INPUT RECORDS start

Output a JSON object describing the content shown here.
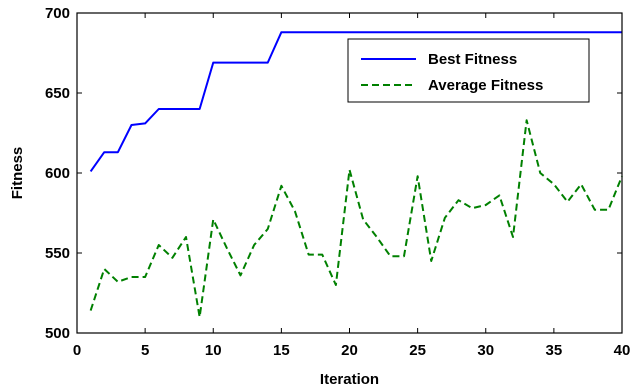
{
  "chart_data": {
    "type": "line",
    "xlabel": "Iteration",
    "ylabel": "Fitness",
    "xlim": [
      0,
      40
    ],
    "ylim": [
      500,
      700
    ],
    "xticks": [
      0,
      5,
      10,
      15,
      20,
      25,
      30,
      35,
      40
    ],
    "yticks": [
      500,
      550,
      600,
      650,
      700
    ],
    "grid": false,
    "legend": "top-right",
    "series": [
      {
        "name": "Best Fitness",
        "color": "#0000ff",
        "style": "solid",
        "x": [
          1,
          2,
          3,
          4,
          5,
          6,
          7,
          8,
          9,
          10,
          11,
          12,
          13,
          14,
          15,
          16,
          17,
          18,
          19,
          20,
          21,
          22,
          23,
          24,
          25,
          26,
          27,
          28,
          29,
          30,
          31,
          32,
          33,
          34,
          35,
          36,
          37,
          38,
          39,
          40
        ],
        "values": [
          601,
          613,
          613,
          630,
          631,
          640,
          640,
          640,
          640,
          669,
          669,
          669,
          669,
          669,
          688,
          688,
          688,
          688,
          688,
          688,
          688,
          688,
          688,
          688,
          688,
          688,
          688,
          688,
          688,
          688,
          688,
          688,
          688,
          688,
          688,
          688,
          688,
          688,
          688,
          688
        ]
      },
      {
        "name": "Average Fitness",
        "color": "#008000",
        "style": "dashed",
        "x": [
          1,
          2,
          3,
          4,
          5,
          6,
          7,
          8,
          9,
          10,
          11,
          12,
          13,
          14,
          15,
          16,
          17,
          18,
          19,
          20,
          21,
          22,
          23,
          24,
          25,
          26,
          27,
          28,
          29,
          30,
          31,
          32,
          33,
          34,
          35,
          36,
          37,
          38,
          39,
          40
        ],
        "values": [
          514,
          540,
          532,
          535,
          535,
          555,
          547,
          560,
          510,
          571,
          553,
          536,
          555,
          565,
          592,
          576,
          549,
          549,
          530,
          602,
          571,
          560,
          548,
          548,
          598,
          545,
          572,
          583,
          578,
          580,
          586,
          560,
          633,
          600,
          593,
          582,
          593,
          577,
          577,
          598
        ]
      }
    ]
  }
}
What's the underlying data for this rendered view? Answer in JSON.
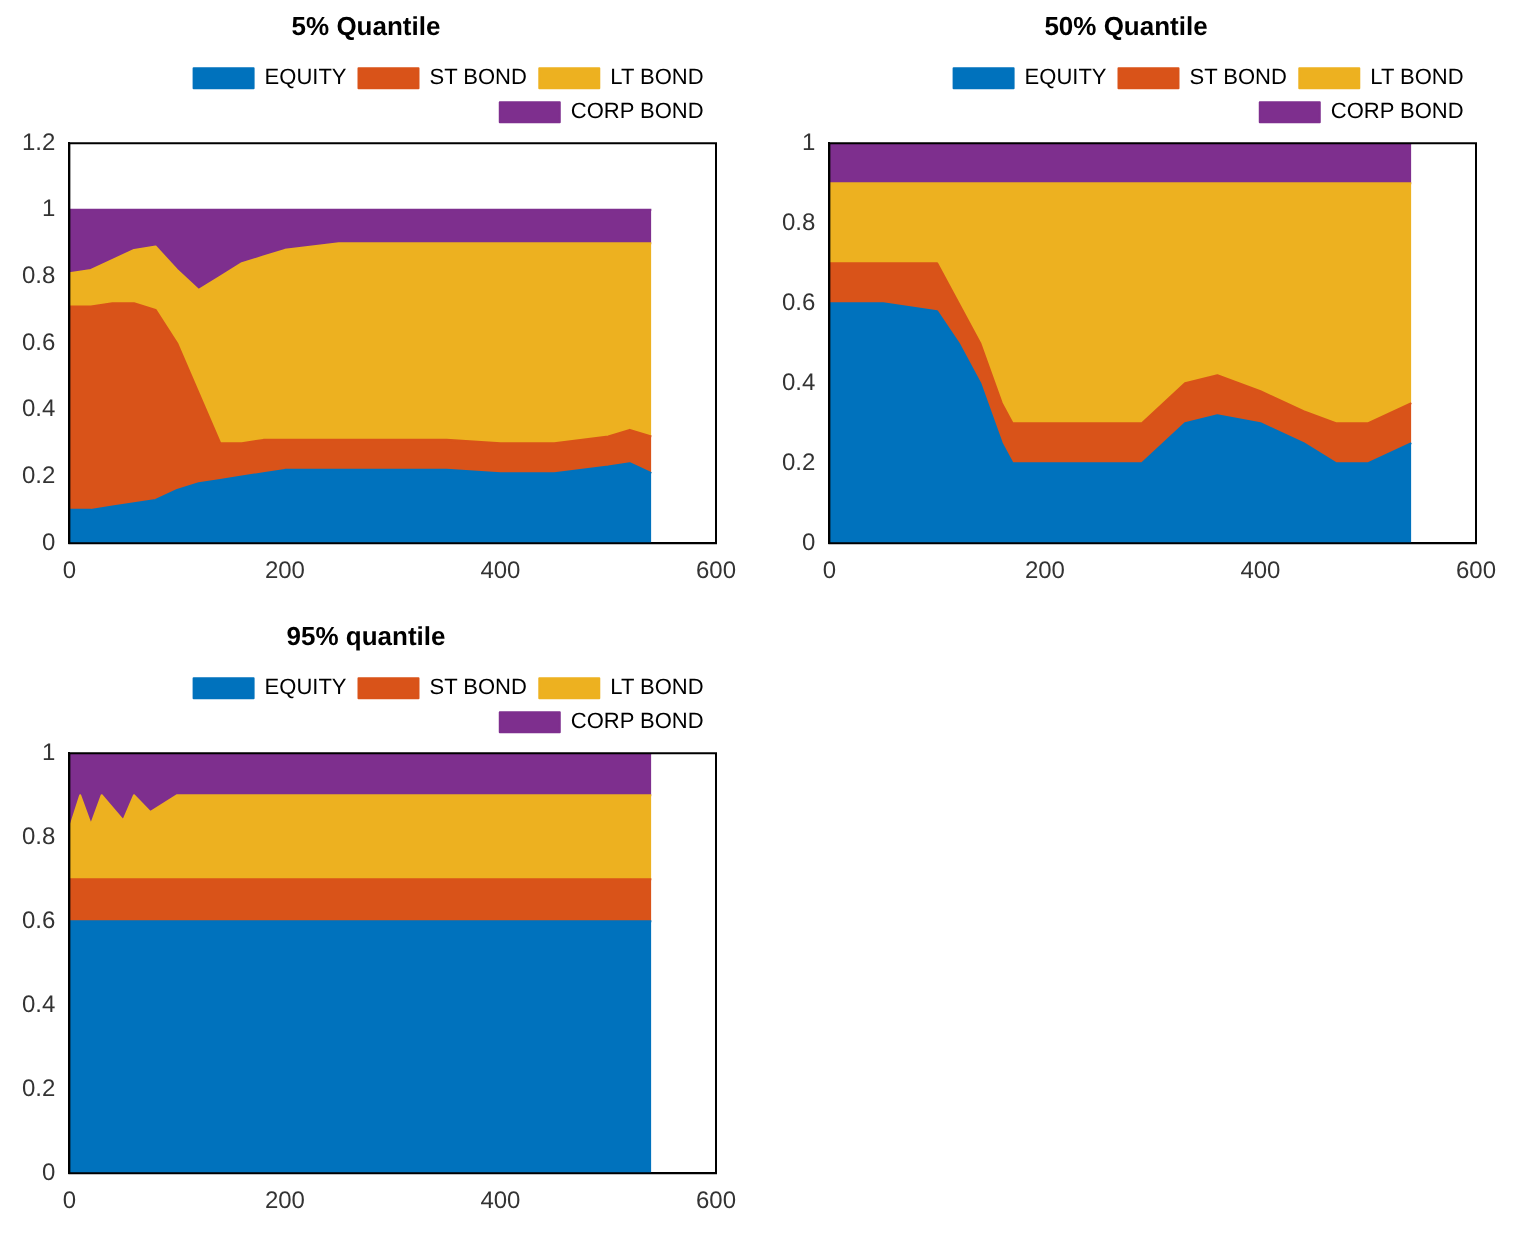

INPUT RECORDS end

## [WHAT THE TASK ASKS]
Using the listing, copy every line where the word "JSON" shows up.

## [THE RESPONSE]
Output a JSON object describing the content shown here.
What's the underlying data for this rendered view? Answer in JSON.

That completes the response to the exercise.